>> Begin SUPPLIED RECORDS

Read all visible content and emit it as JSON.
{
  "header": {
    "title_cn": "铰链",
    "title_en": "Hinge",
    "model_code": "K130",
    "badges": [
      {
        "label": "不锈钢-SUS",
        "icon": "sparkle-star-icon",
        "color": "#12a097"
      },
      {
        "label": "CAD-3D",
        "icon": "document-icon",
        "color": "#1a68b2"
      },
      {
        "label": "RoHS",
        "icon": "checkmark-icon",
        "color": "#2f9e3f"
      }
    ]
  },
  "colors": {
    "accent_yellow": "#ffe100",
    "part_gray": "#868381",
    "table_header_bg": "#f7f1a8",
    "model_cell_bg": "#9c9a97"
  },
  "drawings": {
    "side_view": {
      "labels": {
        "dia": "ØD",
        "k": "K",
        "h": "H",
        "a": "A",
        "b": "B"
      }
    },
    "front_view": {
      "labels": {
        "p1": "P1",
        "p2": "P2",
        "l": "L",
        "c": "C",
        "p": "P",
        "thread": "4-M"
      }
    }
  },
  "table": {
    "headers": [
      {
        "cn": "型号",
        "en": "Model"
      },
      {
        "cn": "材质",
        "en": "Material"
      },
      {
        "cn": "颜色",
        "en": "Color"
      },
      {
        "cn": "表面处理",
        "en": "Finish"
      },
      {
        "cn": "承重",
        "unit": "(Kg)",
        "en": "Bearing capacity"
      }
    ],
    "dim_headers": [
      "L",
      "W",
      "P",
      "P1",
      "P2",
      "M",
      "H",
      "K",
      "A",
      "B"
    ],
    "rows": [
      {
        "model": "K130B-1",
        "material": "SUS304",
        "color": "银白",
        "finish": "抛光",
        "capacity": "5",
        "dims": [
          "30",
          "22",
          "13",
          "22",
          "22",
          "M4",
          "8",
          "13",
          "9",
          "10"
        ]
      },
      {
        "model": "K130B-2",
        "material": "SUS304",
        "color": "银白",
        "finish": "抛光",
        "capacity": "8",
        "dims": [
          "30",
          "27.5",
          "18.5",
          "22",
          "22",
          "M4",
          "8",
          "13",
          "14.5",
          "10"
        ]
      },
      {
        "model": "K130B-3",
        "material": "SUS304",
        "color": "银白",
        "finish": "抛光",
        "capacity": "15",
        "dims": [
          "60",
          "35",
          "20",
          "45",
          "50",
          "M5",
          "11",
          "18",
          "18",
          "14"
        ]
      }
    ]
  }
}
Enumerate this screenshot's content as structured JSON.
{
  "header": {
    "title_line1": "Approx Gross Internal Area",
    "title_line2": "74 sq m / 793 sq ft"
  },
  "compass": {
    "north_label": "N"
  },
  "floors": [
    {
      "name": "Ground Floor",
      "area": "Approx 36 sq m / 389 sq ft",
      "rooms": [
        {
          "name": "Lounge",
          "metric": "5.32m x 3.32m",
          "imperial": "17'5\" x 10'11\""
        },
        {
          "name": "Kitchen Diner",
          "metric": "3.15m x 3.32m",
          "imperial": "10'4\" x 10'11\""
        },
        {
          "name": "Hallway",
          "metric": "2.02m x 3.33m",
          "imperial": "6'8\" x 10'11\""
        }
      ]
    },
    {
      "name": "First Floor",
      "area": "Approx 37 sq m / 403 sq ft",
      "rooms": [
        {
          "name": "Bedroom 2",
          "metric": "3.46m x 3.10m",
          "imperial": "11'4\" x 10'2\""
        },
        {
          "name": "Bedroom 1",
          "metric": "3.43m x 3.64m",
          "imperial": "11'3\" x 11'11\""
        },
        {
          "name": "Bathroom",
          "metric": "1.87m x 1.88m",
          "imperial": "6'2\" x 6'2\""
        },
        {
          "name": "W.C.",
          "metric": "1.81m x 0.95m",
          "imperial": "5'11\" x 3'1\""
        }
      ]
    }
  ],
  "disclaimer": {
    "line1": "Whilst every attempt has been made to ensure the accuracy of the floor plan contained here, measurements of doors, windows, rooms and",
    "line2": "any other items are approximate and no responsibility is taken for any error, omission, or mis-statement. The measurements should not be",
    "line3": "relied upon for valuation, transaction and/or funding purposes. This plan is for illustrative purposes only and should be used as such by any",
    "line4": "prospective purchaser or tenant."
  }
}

>> End SUPPLIED RECORDS

WORK TO BE COMPLETED >>
Write out all the entries exactly.

CORRECT ANSWER >>
Read all visible content and emit it as JSON.
{
  "header": {
    "title_cn": "铰链",
    "title_en": "Hinge",
    "model_code": "K130",
    "badges": [
      {
        "label": "不锈钢-SUS",
        "icon": "sparkle-star-icon",
        "color": "#12a097"
      },
      {
        "label": "CAD-3D",
        "icon": "document-icon",
        "color": "#1a68b2"
      },
      {
        "label": "RoHS",
        "icon": "checkmark-icon",
        "color": "#2f9e3f"
      }
    ]
  },
  "colors": {
    "accent_yellow": "#ffe100",
    "part_gray": "#868381",
    "table_header_bg": "#f7f1a8",
    "model_cell_bg": "#9c9a97"
  },
  "drawings": {
    "side_view": {
      "labels": {
        "dia": "ØD",
        "k": "K",
        "h": "H",
        "a": "A",
        "b": "B"
      }
    },
    "front_view": {
      "labels": {
        "p1": "P1",
        "p2": "P2",
        "l": "L",
        "c": "C",
        "p": "P",
        "thread": "4-M"
      }
    }
  },
  "table": {
    "headers": [
      {
        "cn": "型号",
        "en": "Model"
      },
      {
        "cn": "材质",
        "en": "Material"
      },
      {
        "cn": "颜色",
        "en": "Color"
      },
      {
        "cn": "表面处理",
        "en": "Finish"
      },
      {
        "cn": "承重",
        "unit": "(Kg)",
        "en": "Bearing capacity"
      }
    ],
    "dim_headers": [
      "L",
      "W",
      "P",
      "P1",
      "P2",
      "M",
      "H",
      "K",
      "A",
      "B"
    ],
    "rows": [
      {
        "model": "K130B-1",
        "material": "SUS304",
        "color": "银白",
        "finish": "抛光",
        "capacity": "5",
        "dims": [
          "30",
          "22",
          "13",
          "22",
          "22",
          "M4",
          "8",
          "13",
          "9",
          "10"
        ]
      },
      {
        "model": "K130B-2",
        "material": "SUS304",
        "color": "银白",
        "finish": "抛光",
        "capacity": "8",
        "dims": [
          "30",
          "27.5",
          "18.5",
          "22",
          "22",
          "M4",
          "8",
          "13",
          "14.5",
          "10"
        ]
      },
      {
        "model": "K130B-3",
        "material": "SUS304",
        "color": "银白",
        "finish": "抛光",
        "capacity": "15",
        "dims": [
          "60",
          "35",
          "20",
          "45",
          "50",
          "M5",
          "11",
          "18",
          "18",
          "14"
        ]
      }
    ]
  }
}
Enumerate this screenshot's content as structured JSON.
{
  "header": {
    "title_line1": "Approx Gross Internal Area",
    "title_line2": "74 sq m / 793 sq ft"
  },
  "compass": {
    "north_label": "N"
  },
  "floors": [
    {
      "name": "Ground Floor",
      "area": "Approx 36 sq m / 389 sq ft",
      "rooms": [
        {
          "name": "Lounge",
          "metric": "5.32m x 3.32m",
          "imperial": "17'5\" x 10'11\""
        },
        {
          "name": "Kitchen Diner",
          "metric": "3.15m x 3.32m",
          "imperial": "10'4\" x 10'11\""
        },
        {
          "name": "Hallway",
          "metric": "2.02m x 3.33m",
          "imperial": "6'8\" x 10'11\""
        }
      ]
    },
    {
      "name": "First Floor",
      "area": "Approx 37 sq m / 403 sq ft",
      "rooms": [
        {
          "name": "Bedroom 2",
          "metric": "3.46m x 3.10m",
          "imperial": "11'4\" x 10'2\""
        },
        {
          "name": "Bedroom 1",
          "metric": "3.43m x 3.64m",
          "imperial": "11'3\" x 11'11\""
        },
        {
          "name": "Bathroom",
          "metric": "1.87m x 1.88m",
          "imperial": "6'2\" x 6'2\""
        },
        {
          "name": "W.C.",
          "metric": "1.81m x 0.95m",
          "imperial": "5'11\" x 3'1\""
        }
      ]
    }
  ],
  "disclaimer": {
    "line1": "Whilst every attempt has been made to ensure the accuracy of the floor plan contained here, measurements of doors, windows, rooms and",
    "line2": "any other items are approximate and no responsibility is taken for any error, omission, or mis-statement. The measurements should not be",
    "line3": "relied upon for valuation, transaction and/or funding purposes. This plan is for illustrative purposes only and should be used as such by any",
    "line4": "prospective purchaser or tenant."
  }
}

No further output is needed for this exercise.